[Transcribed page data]
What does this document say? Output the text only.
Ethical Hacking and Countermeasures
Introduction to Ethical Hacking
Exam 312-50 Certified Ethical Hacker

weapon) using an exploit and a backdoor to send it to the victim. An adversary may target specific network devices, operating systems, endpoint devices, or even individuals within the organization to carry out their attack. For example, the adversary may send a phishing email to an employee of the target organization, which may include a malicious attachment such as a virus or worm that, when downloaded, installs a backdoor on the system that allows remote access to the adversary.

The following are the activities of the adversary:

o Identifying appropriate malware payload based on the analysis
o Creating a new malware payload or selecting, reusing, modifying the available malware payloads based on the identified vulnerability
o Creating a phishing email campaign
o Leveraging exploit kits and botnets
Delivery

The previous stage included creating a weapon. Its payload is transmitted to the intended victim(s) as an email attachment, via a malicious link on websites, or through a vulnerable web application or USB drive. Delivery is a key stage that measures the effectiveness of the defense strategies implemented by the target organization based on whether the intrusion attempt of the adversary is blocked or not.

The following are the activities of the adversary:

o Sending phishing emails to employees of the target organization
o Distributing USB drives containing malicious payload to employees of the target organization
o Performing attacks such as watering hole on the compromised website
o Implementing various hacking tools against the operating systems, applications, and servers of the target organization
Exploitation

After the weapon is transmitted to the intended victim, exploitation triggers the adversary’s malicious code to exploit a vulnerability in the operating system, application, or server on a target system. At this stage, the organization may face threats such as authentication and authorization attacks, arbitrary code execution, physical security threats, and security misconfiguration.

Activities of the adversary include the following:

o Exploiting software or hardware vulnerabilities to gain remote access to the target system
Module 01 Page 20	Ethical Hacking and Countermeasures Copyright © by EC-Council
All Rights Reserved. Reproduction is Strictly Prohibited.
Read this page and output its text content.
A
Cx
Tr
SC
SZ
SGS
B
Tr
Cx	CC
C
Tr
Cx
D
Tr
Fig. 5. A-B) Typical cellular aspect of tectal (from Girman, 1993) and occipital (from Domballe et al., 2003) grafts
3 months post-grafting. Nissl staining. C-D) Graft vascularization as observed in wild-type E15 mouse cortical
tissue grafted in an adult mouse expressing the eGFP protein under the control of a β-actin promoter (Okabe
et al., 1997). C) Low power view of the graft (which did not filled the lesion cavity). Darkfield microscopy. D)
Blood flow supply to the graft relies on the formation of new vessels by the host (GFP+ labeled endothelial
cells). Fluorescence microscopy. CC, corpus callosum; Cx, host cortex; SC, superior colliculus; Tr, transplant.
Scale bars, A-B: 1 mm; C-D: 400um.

> **DIRECTIONS FOR THIS TASK**
Print every entry exactly as written.

> **OUTPUT FOR THIS EXERCISE**
What does this document say? Output the text only.
Ethical Hacking and Countermeasures
Introduction to Ethical Hacking
Exam 312-50 Certified Ethical Hacker

weapon) using an exploit and a backdoor to send it to the victim. An adversary may target specific network devices, operating systems, endpoint devices, or even individuals within the organization to carry out their attack. For example, the adversary may send a phishing email to an employee of the target organization, which may include a malicious attachment such as a virus or worm that, when downloaded, installs a backdoor on the system that allows remote access to the adversary.

The following are the activities of the adversary:

o Identifying appropriate malware payload based on the analysis
o Creating a new malware payload or selecting, reusing, modifying the available malware payloads based on the identified vulnerability
o Creating a phishing email campaign
o Leveraging exploit kits and botnets
Delivery

The previous stage included creating a weapon. Its payload is transmitted to the intended victim(s) as an email attachment, via a malicious link on websites, or through a vulnerable web application or USB drive. Delivery is a key stage that measures the effectiveness of the defense strategies implemented by the target organization based on whether the intrusion attempt of the adversary is blocked or not.

The following are the activities of the adversary:

o Sending phishing emails to employees of the target organization
o Distributing USB drives containing malicious payload to employees of the target organization
o Performing attacks such as watering hole on the compromised website
o Implementing various hacking tools against the operating systems, applications, and servers of the target organization
Exploitation

After the weapon is transmitted to the intended victim, exploitation triggers the adversary’s malicious code to exploit a vulnerability in the operating system, application, or server on a target system. At this stage, the organization may face threats such as authentication and authorization attacks, arbitrary code execution, physical security threats, and security misconfiguration.

Activities of the adversary include the following:

o Exploiting software or hardware vulnerabilities to gain remote access to the target system
Module 01 Page 20	Ethical Hacking and Countermeasures Copyright © by EC-Council
All Rights Reserved. Reproduction is Strictly Prohibited.
Read this page and output its text content.
A
Cx
Tr
SC
SZ
SGS
B
Tr
Cx	CC
C
Tr
Cx
D
Tr
Fig. 5. A-B) Typical cellular aspect of tectal (from Girman, 1993) and occipital (from Domballe et al., 2003) grafts
3 months post-grafting. Nissl staining. C-D) Graft vascularization as observed in wild-type E15 mouse cortical
tissue grafted in an adult mouse expressing the eGFP protein under the control of a β-actin promoter (Okabe
et al., 1997). C) Low power view of the graft (which did not filled the lesion cavity). Darkfield microscopy. D)
Blood flow supply to the graft relies on the formation of new vessels by the host (GFP+ labeled endothelial
cells). Fluorescence microscopy. CC, corpus callosum; Cx, host cortex; SC, superior colliculus; Tr, transplant.
Scale bars, A-B: 1 mm; C-D: 400um.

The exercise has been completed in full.